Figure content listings
/---

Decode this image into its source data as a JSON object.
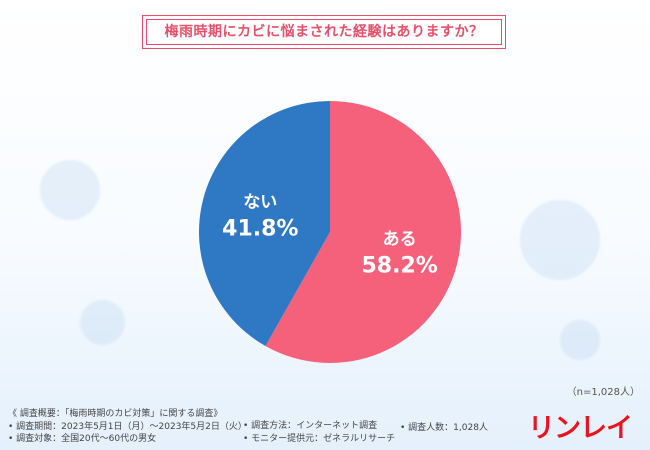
{
  "title": "梅雨時期にカビに悩まされた経験はありますか？",
  "chart_data": {
    "type": "pie",
    "slices": [
      {
        "label": "ある",
        "value": 58.2,
        "display": "58.2%",
        "color": "#f5607a"
      },
      {
        "label": "ない",
        "value": 41.8,
        "display": "41.8%",
        "color": "#2f78c4"
      }
    ],
    "start_angle_deg": 0,
    "direction": "clockwise"
  },
  "sample_note": "（n=1,028人）",
  "footer": {
    "overview": "《 調査概要：「梅雨時期のカビ対策」に関する調査》",
    "period": "• 調査期間：2023年5月1日（月）～2023年5月2日（火）",
    "target": "• 調査対象：全国20代～60代の男女",
    "method": "• 調査方法：インターネット調査",
    "monitor": "• モニター提供元：ゼネラルリサーチ",
    "count": "• 調査人数：1,028人"
  },
  "logo_text": "リンレイ"
}
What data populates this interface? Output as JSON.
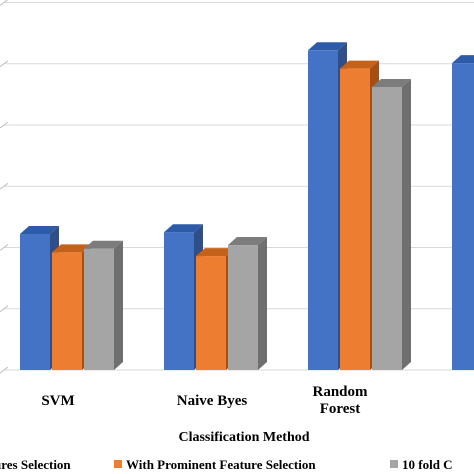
{
  "chart_data": {
    "type": "bar",
    "categories": [
      "SVM",
      "Naive  Byes",
      "Random Forest",
      ""
    ],
    "category_lines": [
      [
        "SVM"
      ],
      [
        "Naive  Byes"
      ],
      [
        "Random",
        "Forest"
      ],
      [
        ""
      ]
    ],
    "xlabel": "Classification Method",
    "ylabel": "",
    "ylim": [
      0,
      100
    ],
    "grid": true,
    "legend_position": "bottom",
    "series": [
      {
        "name": "ures Selection",
        "values": [
          37,
          37.5,
          87,
          83.5
        ],
        "color": "#4472C4",
        "top_color": "#2E5BA8",
        "side_color": "#2F4F8A"
      },
      {
        "name": "With Prominent Feature Selection",
        "values": [
          32,
          31,
          82,
          null
        ],
        "color": "#ED7D31",
        "top_color": "#C5621A",
        "side_color": "#A84E12"
      },
      {
        "name": "10 fold C",
        "values": [
          33,
          34,
          77,
          null
        ],
        "color": "#A5A5A5",
        "top_color": "#7C7C7C",
        "side_color": "#6F6F6F"
      }
    ]
  }
}
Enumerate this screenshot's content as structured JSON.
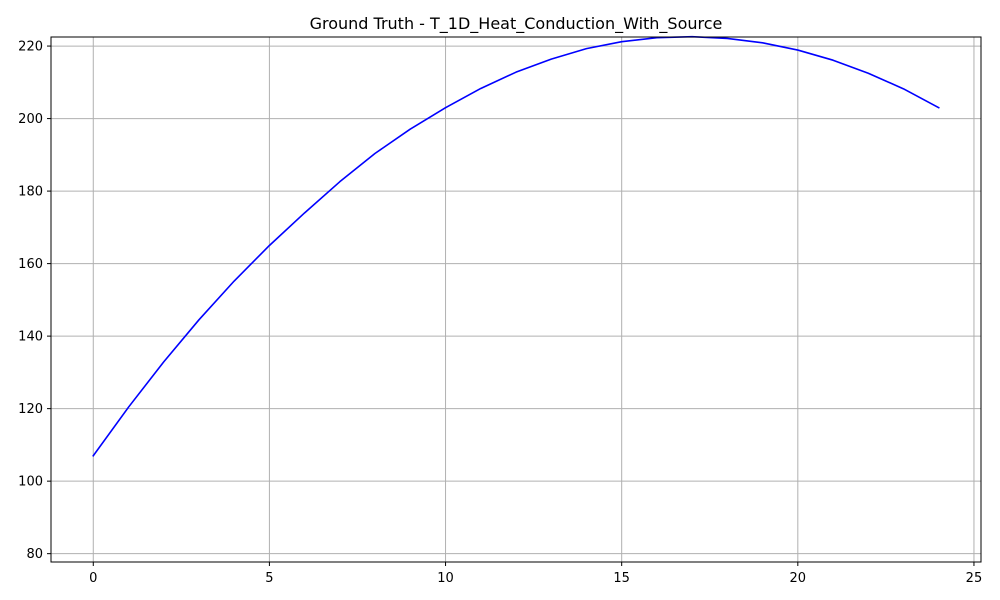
{
  "chart_data": {
    "type": "line",
    "title": "Ground Truth - T_1D_Heat_Conduction_With_Source",
    "xlabel": "",
    "ylabel": "",
    "xlim": [
      -1.2,
      25.2
    ],
    "ylim": [
      77.7,
      222.5
    ],
    "grid": true,
    "x_ticks": [
      0,
      5,
      10,
      15,
      20,
      25
    ],
    "y_ticks": [
      80,
      100,
      120,
      140,
      160,
      180,
      200,
      220
    ],
    "series": [
      {
        "color": "#0000ff",
        "x": [
          0,
          1,
          2,
          3,
          4,
          5,
          6,
          7,
          8,
          9,
          10,
          11,
          12,
          13,
          14,
          15,
          16,
          17,
          18,
          19,
          20,
          21,
          22,
          23,
          24
        ],
        "values": [
          107.0,
          120.4,
          132.9,
          144.5,
          155.2,
          165.0,
          174.0,
          182.6,
          190.4,
          197.1,
          203.0,
          208.3,
          212.8,
          216.4,
          219.3,
          221.2,
          222.3,
          222.6,
          222.1,
          220.9,
          218.9,
          216.1,
          212.5,
          208.2,
          203.0
        ]
      }
    ]
  }
}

\---

Written request – The lines to write out run from the one containing "Enumerate this screenshot's" through the final line of the material above, both included; write them out exactly, with no pictures.

The output –
Enumerate this screenshot's content as structured JSON.
{
  "chart_data": {
    "type": "line",
    "title": "Ground Truth - T_1D_Heat_Conduction_With_Source",
    "xlabel": "",
    "ylabel": "",
    "xlim": [
      -1.2,
      25.2
    ],
    "ylim": [
      77.7,
      222.5
    ],
    "grid": true,
    "x_ticks": [
      0,
      5,
      10,
      15,
      20,
      25
    ],
    "y_ticks": [
      80,
      100,
      120,
      140,
      160,
      180,
      200,
      220
    ],
    "series": [
      {
        "color": "#0000ff",
        "x": [
          0,
          1,
          2,
          3,
          4,
          5,
          6,
          7,
          8,
          9,
          10,
          11,
          12,
          13,
          14,
          15,
          16,
          17,
          18,
          19,
          20,
          21,
          22,
          23,
          24
        ],
        "values": [
          107.0,
          120.4,
          132.9,
          144.5,
          155.2,
          165.0,
          174.0,
          182.6,
          190.4,
          197.1,
          203.0,
          208.3,
          212.8,
          216.4,
          219.3,
          221.2,
          222.3,
          222.6,
          222.1,
          220.9,
          218.9,
          216.1,
          212.5,
          208.2,
          203.0
        ]
      }
    ]
  }
}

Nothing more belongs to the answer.